* **Written request**
Repeat the listing in full. Nothing may be added or left out.

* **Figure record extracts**
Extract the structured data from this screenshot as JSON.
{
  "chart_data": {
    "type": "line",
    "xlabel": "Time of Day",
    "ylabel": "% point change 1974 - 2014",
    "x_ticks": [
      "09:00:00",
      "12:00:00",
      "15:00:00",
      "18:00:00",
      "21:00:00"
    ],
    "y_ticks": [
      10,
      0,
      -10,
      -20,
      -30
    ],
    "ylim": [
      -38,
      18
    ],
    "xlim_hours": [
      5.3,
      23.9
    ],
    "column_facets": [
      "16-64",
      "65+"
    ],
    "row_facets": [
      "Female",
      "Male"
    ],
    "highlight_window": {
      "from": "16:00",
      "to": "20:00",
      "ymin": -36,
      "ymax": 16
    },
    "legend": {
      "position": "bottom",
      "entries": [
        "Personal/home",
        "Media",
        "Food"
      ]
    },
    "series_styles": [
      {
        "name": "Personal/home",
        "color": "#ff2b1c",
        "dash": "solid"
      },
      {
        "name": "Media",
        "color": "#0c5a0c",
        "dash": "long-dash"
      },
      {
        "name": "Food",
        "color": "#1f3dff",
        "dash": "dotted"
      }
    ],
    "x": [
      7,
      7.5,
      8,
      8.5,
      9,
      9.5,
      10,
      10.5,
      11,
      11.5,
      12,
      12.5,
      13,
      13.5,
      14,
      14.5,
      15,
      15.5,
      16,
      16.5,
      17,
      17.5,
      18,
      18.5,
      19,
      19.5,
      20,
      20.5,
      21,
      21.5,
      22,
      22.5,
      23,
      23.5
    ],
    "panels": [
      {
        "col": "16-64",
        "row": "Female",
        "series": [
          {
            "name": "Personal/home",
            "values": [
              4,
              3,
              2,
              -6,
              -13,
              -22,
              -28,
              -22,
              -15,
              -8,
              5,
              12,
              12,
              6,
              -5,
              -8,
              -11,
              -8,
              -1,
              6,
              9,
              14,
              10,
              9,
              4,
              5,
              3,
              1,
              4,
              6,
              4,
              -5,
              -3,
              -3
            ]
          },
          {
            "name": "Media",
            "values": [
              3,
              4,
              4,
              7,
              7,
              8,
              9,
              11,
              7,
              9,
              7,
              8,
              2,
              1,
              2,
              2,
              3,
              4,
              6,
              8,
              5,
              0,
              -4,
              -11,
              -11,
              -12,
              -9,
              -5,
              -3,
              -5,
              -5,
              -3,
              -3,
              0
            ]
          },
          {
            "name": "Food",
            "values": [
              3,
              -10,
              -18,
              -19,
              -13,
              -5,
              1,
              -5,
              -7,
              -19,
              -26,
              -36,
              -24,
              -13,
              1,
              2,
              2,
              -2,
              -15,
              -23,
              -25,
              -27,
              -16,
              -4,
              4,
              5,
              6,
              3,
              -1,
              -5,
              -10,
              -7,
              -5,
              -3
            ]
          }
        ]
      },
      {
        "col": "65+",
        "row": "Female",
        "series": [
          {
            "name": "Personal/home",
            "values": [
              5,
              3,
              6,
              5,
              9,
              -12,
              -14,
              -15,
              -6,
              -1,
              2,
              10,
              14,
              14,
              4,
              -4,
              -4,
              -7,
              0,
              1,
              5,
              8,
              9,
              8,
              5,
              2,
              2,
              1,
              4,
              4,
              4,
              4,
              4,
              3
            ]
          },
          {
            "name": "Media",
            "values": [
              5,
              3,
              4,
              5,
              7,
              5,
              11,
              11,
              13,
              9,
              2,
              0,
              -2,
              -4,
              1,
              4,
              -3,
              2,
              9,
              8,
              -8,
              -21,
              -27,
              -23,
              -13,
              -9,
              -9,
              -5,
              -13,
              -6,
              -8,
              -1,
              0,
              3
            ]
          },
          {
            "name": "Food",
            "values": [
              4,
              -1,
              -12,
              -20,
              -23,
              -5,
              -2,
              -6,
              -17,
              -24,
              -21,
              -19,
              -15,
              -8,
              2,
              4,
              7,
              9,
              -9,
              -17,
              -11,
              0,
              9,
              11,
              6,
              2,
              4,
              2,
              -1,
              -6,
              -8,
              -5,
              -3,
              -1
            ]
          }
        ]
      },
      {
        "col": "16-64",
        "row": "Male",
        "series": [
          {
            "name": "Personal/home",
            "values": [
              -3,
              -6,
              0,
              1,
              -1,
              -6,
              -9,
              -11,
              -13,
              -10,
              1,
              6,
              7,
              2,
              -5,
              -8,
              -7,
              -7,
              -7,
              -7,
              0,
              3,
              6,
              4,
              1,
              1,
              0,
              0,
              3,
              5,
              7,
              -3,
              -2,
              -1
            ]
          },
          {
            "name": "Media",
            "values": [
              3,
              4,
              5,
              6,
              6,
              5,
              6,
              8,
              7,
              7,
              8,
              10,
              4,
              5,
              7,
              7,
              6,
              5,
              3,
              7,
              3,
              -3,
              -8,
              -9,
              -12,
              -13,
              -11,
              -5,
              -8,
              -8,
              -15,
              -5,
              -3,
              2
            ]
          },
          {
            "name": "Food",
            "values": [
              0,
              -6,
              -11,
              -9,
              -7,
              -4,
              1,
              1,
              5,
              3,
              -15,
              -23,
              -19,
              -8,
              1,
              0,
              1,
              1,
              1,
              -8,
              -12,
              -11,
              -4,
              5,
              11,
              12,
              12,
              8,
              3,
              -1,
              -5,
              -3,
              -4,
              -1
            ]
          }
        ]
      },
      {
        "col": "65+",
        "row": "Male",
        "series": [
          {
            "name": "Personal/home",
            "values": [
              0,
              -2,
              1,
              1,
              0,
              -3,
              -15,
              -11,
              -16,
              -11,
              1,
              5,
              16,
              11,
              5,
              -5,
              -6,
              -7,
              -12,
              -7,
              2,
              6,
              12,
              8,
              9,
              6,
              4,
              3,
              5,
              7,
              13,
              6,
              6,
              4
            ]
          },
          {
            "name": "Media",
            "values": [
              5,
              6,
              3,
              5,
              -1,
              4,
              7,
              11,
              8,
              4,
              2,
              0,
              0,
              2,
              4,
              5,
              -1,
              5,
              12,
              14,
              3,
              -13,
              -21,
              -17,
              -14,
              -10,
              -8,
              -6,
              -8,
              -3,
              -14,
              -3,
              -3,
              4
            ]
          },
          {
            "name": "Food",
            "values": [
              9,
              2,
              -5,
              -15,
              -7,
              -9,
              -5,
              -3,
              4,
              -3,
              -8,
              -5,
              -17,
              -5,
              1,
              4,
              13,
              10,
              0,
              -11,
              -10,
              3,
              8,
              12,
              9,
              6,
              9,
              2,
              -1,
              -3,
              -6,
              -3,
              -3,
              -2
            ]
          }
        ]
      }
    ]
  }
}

* **Task answer**
Extract the structured data from this screenshot as JSON.
{
  "chart_data": {
    "type": "line",
    "xlabel": "Time of Day",
    "ylabel": "% point change 1974 - 2014",
    "x_ticks": [
      "09:00:00",
      "12:00:00",
      "15:00:00",
      "18:00:00",
      "21:00:00"
    ],
    "y_ticks": [
      10,
      0,
      -10,
      -20,
      -30
    ],
    "ylim": [
      -38,
      18
    ],
    "xlim_hours": [
      5.3,
      23.9
    ],
    "column_facets": [
      "16-64",
      "65+"
    ],
    "row_facets": [
      "Female",
      "Male"
    ],
    "highlight_window": {
      "from": "16:00",
      "to": "20:00",
      "ymin": -36,
      "ymax": 16
    },
    "legend": {
      "position": "bottom",
      "entries": [
        "Personal/home",
        "Media",
        "Food"
      ]
    },
    "series_styles": [
      {
        "name": "Personal/home",
        "color": "#ff2b1c",
        "dash": "solid"
      },
      {
        "name": "Media",
        "color": "#0c5a0c",
        "dash": "long-dash"
      },
      {
        "name": "Food",
        "color": "#1f3dff",
        "dash": "dotted"
      }
    ],
    "x": [
      7,
      7.5,
      8,
      8.5,
      9,
      9.5,
      10,
      10.5,
      11,
      11.5,
      12,
      12.5,
      13,
      13.5,
      14,
      14.5,
      15,
      15.5,
      16,
      16.5,
      17,
      17.5,
      18,
      18.5,
      19,
      19.5,
      20,
      20.5,
      21,
      21.5,
      22,
      22.5,
      23,
      23.5
    ],
    "panels": [
      {
        "col": "16-64",
        "row": "Female",
        "series": [
          {
            "name": "Personal/home",
            "values": [
              4,
              3,
              2,
              -6,
              -13,
              -22,
              -28,
              -22,
              -15,
              -8,
              5,
              12,
              12,
              6,
              -5,
              -8,
              -11,
              -8,
              -1,
              6,
              9,
              14,
              10,
              9,
              4,
              5,
              3,
              1,
              4,
              6,
              4,
              -5,
              -3,
              -3
            ]
          },
          {
            "name": "Media",
            "values": [
              3,
              4,
              4,
              7,
              7,
              8,
              9,
              11,
              7,
              9,
              7,
              8,
              2,
              1,
              2,
              2,
              3,
              4,
              6,
              8,
              5,
              0,
              -4,
              -11,
              -11,
              -12,
              -9,
              -5,
              -3,
              -5,
              -5,
              -3,
              -3,
              0
            ]
          },
          {
            "name": "Food",
            "values": [
              3,
              -10,
              -18,
              -19,
              -13,
              -5,
              1,
              -5,
              -7,
              -19,
              -26,
              -36,
              -24,
              -13,
              1,
              2,
              2,
              -2,
              -15,
              -23,
              -25,
              -27,
              -16,
              -4,
              4,
              5,
              6,
              3,
              -1,
              -5,
              -10,
              -7,
              -5,
              -3
            ]
          }
        ]
      },
      {
        "col": "65+",
        "row": "Female",
        "series": [
          {
            "name": "Personal/home",
            "values": [
              5,
              3,
              6,
              5,
              9,
              -12,
              -14,
              -15,
              -6,
              -1,
              2,
              10,
              14,
              14,
              4,
              -4,
              -4,
              -7,
              0,
              1,
              5,
              8,
              9,
              8,
              5,
              2,
              2,
              1,
              4,
              4,
              4,
              4,
              4,
              3
            ]
          },
          {
            "name": "Media",
            "values": [
              5,
              3,
              4,
              5,
              7,
              5,
              11,
              11,
              13,
              9,
              2,
              0,
              -2,
              -4,
              1,
              4,
              -3,
              2,
              9,
              8,
              -8,
              -21,
              -27,
              -23,
              -13,
              -9,
              -9,
              -5,
              -13,
              -6,
              -8,
              -1,
              0,
              3
            ]
          },
          {
            "name": "Food",
            "values": [
              4,
              -1,
              -12,
              -20,
              -23,
              -5,
              -2,
              -6,
              -17,
              -24,
              -21,
              -19,
              -15,
              -8,
              2,
              4,
              7,
              9,
              -9,
              -17,
              -11,
              0,
              9,
              11,
              6,
              2,
              4,
              2,
              -1,
              -6,
              -8,
              -5,
              -3,
              -1
            ]
          }
        ]
      },
      {
        "col": "16-64",
        "row": "Male",
        "series": [
          {
            "name": "Personal/home",
            "values": [
              -3,
              -6,
              0,
              1,
              -1,
              -6,
              -9,
              -11,
              -13,
              -10,
              1,
              6,
              7,
              2,
              -5,
              -8,
              -7,
              -7,
              -7,
              -7,
              0,
              3,
              6,
              4,
              1,
              1,
              0,
              0,
              3,
              5,
              7,
              -3,
              -2,
              -1
            ]
          },
          {
            "name": "Media",
            "values": [
              3,
              4,
              5,
              6,
              6,
              5,
              6,
              8,
              7,
              7,
              8,
              10,
              4,
              5,
              7,
              7,
              6,
              5,
              3,
              7,
              3,
              -3,
              -8,
              -9,
              -12,
              -13,
              -11,
              -5,
              -8,
              -8,
              -15,
              -5,
              -3,
              2
            ]
          },
          {
            "name": "Food",
            "values": [
              0,
              -6,
              -11,
              -9,
              -7,
              -4,
              1,
              1,
              5,
              3,
              -15,
              -23,
              -19,
              -8,
              1,
              0,
              1,
              1,
              1,
              -8,
              -12,
              -11,
              -4,
              5,
              11,
              12,
              12,
              8,
              3,
              -1,
              -5,
              -3,
              -4,
              -1
            ]
          }
        ]
      },
      {
        "col": "65+",
        "row": "Male",
        "series": [
          {
            "name": "Personal/home",
            "values": [
              0,
              -2,
              1,
              1,
              0,
              -3,
              -15,
              -11,
              -16,
              -11,
              1,
              5,
              16,
              11,
              5,
              -5,
              -6,
              -7,
              -12,
              -7,
              2,
              6,
              12,
              8,
              9,
              6,
              4,
              3,
              5,
              7,
              13,
              6,
              6,
              4
            ]
          },
          {
            "name": "Media",
            "values": [
              5,
              6,
              3,
              5,
              -1,
              4,
              7,
              11,
              8,
              4,
              2,
              0,
              0,
              2,
              4,
              5,
              -1,
              5,
              12,
              14,
              3,
              -13,
              -21,
              -17,
              -14,
              -10,
              -8,
              -6,
              -8,
              -3,
              -14,
              -3,
              -3,
              4
            ]
          },
          {
            "name": "Food",
            "values": [
              9,
              2,
              -5,
              -15,
              -7,
              -9,
              -5,
              -3,
              4,
              -3,
              -8,
              -5,
              -17,
              -5,
              1,
              4,
              13,
              10,
              0,
              -11,
              -10,
              3,
              8,
              12,
              9,
              6,
              9,
              2,
              -1,
              -3,
              -6,
              -3,
              -3,
              -2
            ]
          }
        ]
      }
    ]
  }
}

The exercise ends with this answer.